### Exercise directions
Print the listing that follows, character for character.

begin Working data

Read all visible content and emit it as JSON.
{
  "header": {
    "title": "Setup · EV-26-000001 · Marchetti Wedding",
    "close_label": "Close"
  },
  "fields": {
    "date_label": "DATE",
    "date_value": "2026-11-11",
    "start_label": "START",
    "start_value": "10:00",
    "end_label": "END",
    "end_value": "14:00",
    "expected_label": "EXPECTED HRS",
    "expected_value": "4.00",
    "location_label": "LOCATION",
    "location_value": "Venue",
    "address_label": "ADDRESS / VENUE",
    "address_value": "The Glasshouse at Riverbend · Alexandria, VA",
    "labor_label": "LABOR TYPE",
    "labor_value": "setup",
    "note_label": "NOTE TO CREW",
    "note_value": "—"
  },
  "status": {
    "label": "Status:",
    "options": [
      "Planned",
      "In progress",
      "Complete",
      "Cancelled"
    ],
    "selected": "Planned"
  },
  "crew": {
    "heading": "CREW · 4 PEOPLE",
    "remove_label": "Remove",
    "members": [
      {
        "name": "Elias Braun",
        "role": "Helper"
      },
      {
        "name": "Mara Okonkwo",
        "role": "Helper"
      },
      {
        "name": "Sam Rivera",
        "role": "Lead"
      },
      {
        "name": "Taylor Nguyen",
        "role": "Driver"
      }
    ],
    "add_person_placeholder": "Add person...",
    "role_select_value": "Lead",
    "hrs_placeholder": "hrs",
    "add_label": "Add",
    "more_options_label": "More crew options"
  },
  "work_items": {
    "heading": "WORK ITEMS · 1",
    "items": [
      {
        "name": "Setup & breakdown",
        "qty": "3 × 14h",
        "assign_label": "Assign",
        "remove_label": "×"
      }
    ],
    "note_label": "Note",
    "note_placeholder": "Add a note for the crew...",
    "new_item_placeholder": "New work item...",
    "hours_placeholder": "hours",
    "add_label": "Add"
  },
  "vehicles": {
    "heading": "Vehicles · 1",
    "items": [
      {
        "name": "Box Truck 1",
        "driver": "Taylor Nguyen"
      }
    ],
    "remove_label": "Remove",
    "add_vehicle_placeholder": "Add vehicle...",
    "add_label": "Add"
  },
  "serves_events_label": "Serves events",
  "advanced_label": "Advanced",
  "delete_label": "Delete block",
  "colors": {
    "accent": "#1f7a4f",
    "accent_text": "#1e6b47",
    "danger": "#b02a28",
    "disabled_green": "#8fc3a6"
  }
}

end Working data

### Full answer
Read all visible content and emit it as JSON.
{
  "header": {
    "title": "Setup · EV-26-000001 · Marchetti Wedding",
    "close_label": "Close"
  },
  "fields": {
    "date_label": "DATE",
    "date_value": "2026-11-11",
    "start_label": "START",
    "start_value": "10:00",
    "end_label": "END",
    "end_value": "14:00",
    "expected_label": "EXPECTED HRS",
    "expected_value": "4.00",
    "location_label": "LOCATION",
    "location_value": "Venue",
    "address_label": "ADDRESS / VENUE",
    "address_value": "The Glasshouse at Riverbend · Alexandria, VA",
    "labor_label": "LABOR TYPE",
    "labor_value": "setup",
    "note_label": "NOTE TO CREW",
    "note_value": "—"
  },
  "status": {
    "label": "Status:",
    "options": [
      "Planned",
      "In progress",
      "Complete",
      "Cancelled"
    ],
    "selected": "Planned"
  },
  "crew": {
    "heading": "CREW · 4 PEOPLE",
    "remove_label": "Remove",
    "members": [
      {
        "name": "Elias Braun",
        "role": "Helper"
      },
      {
        "name": "Mara Okonkwo",
        "role": "Helper"
      },
      {
        "name": "Sam Rivera",
        "role": "Lead"
      },
      {
        "name": "Taylor Nguyen",
        "role": "Driver"
      }
    ],
    "add_person_placeholder": "Add person...",
    "role_select_value": "Lead",
    "hrs_placeholder": "hrs",
    "add_label": "Add",
    "more_options_label": "More crew options"
  },
  "work_items": {
    "heading": "WORK ITEMS · 1",
    "items": [
      {
        "name": "Setup & breakdown",
        "qty": "3 × 14h",
        "assign_label": "Assign",
        "remove_label": "×"
      }
    ],
    "note_label": "Note",
    "note_placeholder": "Add a note for the crew...",
    "new_item_placeholder": "New work item...",
    "hours_placeholder": "hours",
    "add_label": "Add"
  },
  "vehicles": {
    "heading": "Vehicles · 1",
    "items": [
      {
        "name": "Box Truck 1",
        "driver": "Taylor Nguyen"
      }
    ],
    "remove_label": "Remove",
    "add_vehicle_placeholder": "Add vehicle...",
    "add_label": "Add"
  },
  "serves_events_label": "Serves events",
  "advanced_label": "Advanced",
  "delete_label": "Delete block",
  "colors": {
    "accent": "#1f7a4f",
    "accent_text": "#1e6b47",
    "danger": "#b02a28",
    "disabled_green": "#8fc3a6"
  }
}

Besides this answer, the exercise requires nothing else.